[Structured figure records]

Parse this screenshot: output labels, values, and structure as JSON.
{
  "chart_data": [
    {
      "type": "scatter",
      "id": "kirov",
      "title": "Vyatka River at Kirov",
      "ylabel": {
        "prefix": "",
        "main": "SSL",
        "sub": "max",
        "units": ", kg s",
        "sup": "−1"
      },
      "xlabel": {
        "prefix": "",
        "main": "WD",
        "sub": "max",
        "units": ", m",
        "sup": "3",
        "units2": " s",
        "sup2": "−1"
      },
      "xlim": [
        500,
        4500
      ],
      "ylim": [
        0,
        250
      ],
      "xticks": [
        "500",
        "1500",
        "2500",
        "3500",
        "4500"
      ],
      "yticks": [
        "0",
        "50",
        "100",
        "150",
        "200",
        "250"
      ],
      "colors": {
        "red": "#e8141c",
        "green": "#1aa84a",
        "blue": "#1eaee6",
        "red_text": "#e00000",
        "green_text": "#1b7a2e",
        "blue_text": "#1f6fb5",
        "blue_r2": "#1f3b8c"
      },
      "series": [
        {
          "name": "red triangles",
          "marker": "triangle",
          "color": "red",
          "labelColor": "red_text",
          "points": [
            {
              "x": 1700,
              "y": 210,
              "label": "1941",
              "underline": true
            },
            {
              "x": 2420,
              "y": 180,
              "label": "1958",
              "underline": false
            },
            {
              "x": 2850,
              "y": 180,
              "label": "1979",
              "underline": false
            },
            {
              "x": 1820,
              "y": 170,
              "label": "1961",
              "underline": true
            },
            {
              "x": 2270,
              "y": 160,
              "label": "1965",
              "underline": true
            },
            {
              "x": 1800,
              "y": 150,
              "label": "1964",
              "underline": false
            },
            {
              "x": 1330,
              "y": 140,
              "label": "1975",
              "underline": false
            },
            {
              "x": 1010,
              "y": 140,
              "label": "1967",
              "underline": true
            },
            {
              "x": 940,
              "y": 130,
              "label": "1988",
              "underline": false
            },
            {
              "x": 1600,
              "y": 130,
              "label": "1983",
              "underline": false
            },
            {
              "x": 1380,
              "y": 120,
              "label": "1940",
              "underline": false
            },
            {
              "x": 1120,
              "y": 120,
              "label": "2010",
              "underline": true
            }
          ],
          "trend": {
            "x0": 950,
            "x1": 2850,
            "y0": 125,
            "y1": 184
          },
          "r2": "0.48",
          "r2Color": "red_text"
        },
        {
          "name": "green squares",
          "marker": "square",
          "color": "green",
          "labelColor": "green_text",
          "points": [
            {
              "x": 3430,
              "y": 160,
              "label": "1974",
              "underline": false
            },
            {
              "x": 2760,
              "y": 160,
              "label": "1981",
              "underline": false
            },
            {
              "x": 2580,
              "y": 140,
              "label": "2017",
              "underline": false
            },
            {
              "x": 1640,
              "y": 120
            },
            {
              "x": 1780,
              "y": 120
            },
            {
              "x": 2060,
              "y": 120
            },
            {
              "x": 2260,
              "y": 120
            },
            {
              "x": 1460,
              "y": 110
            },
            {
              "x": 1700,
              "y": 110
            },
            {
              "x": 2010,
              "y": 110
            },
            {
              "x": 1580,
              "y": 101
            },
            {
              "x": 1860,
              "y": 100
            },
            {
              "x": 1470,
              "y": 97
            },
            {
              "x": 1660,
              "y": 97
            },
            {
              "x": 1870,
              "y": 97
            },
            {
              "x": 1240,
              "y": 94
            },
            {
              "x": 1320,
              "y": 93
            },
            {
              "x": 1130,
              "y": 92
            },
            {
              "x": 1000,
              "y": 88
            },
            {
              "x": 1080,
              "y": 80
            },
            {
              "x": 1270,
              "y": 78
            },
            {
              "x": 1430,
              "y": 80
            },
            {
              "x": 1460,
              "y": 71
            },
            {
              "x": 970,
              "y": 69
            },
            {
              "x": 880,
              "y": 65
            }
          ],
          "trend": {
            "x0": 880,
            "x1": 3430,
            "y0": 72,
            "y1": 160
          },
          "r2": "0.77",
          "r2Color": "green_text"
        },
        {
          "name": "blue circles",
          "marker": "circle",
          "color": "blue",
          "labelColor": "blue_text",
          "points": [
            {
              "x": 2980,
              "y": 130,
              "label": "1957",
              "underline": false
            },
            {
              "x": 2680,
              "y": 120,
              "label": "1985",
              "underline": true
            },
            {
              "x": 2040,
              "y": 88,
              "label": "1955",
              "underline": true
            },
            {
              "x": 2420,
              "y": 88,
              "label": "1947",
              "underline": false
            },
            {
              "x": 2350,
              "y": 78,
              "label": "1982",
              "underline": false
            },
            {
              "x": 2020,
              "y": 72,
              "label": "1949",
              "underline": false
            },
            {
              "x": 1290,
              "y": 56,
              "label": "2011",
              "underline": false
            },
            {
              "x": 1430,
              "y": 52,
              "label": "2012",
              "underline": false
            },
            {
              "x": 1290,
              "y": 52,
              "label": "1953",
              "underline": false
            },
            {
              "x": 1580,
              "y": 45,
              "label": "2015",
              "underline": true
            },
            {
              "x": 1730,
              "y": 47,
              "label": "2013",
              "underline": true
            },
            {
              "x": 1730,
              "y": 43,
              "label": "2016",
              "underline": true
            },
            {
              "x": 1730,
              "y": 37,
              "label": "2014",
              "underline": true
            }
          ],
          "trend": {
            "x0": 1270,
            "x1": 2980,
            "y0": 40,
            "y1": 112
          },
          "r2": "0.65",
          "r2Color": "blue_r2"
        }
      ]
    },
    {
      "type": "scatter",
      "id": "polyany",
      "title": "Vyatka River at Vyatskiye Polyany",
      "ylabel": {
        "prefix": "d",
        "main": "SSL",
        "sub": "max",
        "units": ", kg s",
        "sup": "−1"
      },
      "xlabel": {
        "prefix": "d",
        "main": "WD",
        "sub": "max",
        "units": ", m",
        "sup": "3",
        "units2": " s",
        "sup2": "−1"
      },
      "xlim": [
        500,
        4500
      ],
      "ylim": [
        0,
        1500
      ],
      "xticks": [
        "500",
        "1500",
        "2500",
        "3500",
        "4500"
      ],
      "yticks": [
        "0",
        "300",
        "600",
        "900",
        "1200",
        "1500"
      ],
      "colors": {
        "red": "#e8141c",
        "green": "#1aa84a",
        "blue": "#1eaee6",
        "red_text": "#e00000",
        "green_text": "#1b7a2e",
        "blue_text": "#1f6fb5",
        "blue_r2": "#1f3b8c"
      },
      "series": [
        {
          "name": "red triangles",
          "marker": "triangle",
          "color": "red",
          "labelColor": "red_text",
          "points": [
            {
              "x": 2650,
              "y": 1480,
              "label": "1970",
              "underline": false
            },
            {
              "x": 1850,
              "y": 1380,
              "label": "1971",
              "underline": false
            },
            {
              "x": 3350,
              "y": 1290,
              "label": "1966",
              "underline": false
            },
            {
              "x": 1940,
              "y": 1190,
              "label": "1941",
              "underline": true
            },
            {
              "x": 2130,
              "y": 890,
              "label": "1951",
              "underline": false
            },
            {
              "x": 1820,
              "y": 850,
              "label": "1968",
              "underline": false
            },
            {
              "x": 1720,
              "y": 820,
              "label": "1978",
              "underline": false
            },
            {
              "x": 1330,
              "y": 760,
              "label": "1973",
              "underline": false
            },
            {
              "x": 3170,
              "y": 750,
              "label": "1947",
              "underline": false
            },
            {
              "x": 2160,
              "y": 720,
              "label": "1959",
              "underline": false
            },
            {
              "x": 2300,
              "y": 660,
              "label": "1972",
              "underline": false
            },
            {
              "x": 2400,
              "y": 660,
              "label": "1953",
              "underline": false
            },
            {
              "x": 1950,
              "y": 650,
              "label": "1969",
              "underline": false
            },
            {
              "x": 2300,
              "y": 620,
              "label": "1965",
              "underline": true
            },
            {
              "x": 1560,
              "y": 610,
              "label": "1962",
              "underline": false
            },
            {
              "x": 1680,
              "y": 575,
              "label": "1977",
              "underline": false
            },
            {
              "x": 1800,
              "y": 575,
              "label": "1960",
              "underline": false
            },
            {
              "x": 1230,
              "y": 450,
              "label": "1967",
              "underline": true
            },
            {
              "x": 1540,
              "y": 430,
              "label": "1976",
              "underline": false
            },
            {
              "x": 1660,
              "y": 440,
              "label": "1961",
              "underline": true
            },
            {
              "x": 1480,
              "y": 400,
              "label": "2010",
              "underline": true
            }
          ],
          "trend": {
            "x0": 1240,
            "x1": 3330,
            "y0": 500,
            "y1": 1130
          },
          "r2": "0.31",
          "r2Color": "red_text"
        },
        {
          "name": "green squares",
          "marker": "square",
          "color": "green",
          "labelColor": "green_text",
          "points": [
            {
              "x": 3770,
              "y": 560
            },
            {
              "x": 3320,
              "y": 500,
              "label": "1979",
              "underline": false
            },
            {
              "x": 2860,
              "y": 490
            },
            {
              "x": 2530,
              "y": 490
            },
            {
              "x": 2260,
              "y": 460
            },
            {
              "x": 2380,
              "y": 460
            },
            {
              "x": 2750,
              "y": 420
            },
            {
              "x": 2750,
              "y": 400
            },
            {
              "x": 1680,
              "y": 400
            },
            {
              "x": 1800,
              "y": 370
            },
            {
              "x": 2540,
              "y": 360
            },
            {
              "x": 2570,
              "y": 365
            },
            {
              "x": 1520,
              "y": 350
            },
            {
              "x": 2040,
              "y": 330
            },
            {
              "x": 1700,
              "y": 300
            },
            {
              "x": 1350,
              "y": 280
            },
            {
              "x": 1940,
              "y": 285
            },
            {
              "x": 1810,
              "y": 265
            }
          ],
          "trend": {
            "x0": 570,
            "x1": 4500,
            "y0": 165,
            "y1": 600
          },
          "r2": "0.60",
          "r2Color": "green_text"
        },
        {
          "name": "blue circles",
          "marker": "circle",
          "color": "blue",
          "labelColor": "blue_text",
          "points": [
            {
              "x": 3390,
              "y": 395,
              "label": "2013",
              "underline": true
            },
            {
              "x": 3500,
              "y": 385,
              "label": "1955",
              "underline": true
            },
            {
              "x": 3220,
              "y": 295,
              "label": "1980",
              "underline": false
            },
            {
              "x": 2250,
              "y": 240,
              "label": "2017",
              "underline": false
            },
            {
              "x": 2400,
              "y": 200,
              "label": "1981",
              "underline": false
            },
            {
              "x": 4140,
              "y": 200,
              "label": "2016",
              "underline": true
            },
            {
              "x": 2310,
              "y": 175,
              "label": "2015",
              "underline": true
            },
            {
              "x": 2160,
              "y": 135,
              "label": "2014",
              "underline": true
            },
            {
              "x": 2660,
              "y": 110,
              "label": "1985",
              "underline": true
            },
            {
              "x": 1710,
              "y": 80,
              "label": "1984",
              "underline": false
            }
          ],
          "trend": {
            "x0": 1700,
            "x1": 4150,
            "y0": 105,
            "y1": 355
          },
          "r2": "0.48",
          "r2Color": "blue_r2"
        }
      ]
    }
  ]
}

TASK PROMPT: Looking at the listing above, count the lines that contain "River" and give nothing but the number.

IN RESPONSE: 2